Nahed Nasr, Dimanche, 06 juin 2021

Plusieurs films-clés, réalisés par des Palestiniens, ont été récemment mis à la disposition du public sur des plateformes telles Shahid, OSN, Netflix et Watch It. Des cinéastes ont donné accès gratuitement à leurs oeuvres afin d’ouvrir les yeux sur la réalité. Tour d’horizon.

L’histoire de la Palestine à travers les écrans
Between Heaven and Earth (entre le paradis et la terre) de Najwa Najjar.

• DONNÉES:
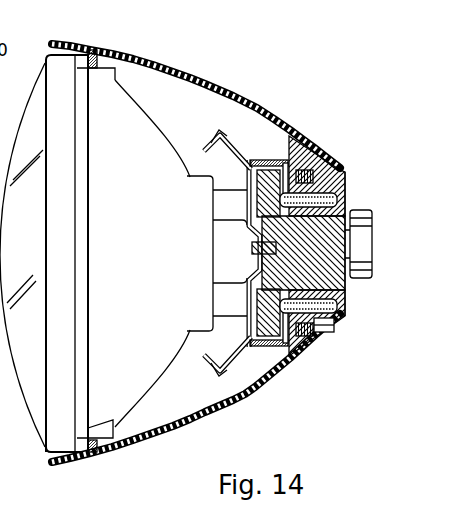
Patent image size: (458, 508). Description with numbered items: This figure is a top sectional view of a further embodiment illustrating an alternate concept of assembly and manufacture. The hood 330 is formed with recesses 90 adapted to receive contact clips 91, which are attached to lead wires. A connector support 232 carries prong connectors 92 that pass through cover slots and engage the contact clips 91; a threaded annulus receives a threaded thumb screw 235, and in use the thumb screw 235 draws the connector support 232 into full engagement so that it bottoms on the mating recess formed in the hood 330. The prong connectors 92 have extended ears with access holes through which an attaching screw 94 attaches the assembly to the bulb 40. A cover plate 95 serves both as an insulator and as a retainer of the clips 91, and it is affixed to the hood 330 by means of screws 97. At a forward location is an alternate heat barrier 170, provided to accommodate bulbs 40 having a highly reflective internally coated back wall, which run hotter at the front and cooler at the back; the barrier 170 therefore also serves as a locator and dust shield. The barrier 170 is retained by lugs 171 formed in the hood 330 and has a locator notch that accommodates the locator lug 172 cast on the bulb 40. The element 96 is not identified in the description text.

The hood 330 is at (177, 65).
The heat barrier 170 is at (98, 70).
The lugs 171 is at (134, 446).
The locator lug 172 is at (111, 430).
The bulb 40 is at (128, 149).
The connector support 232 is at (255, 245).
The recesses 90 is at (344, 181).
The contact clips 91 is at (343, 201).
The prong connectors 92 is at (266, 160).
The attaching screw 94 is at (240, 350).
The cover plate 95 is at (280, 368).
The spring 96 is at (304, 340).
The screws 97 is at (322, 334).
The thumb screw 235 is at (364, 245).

• EXERCICE COURT 1: D'après l'extrait, sur quelles plateformes les films réalisés par des Palestiniens ont-ils récemment été mis à la disposition du public ?
• EXERCICE COURT 2: Citez, s'il vous plaît, le passage de l'extrait qui commence par « Nahed Nasr, Dimanche, 06 » et se poursuit jusqu'à « de Najwa Najjar. ».

• CORRIGÉ DÉTAILLÉ 1: Sur Shahid, OSN, Netflix et Watch It.

• CORRIGÉ DÉTAILLÉ 2:
Nahed Nasr, Dimanche, 06 juin 2021

Plusieurs films-clés, réalisés par des Palestiniens, ont été récemment mis à la disposition du public sur des plateformes telles Shahid, OSN, Netflix et Watch It. Des cinéastes ont donné accès gratuitement à leurs oeuvres afin d’ouvrir les yeux sur la réalité. Tour d’horizon.

L’histoire de la Palestine à travers les écrans
Between Heaven and Earth (entre le paradis et la terre) de Najwa Najjar.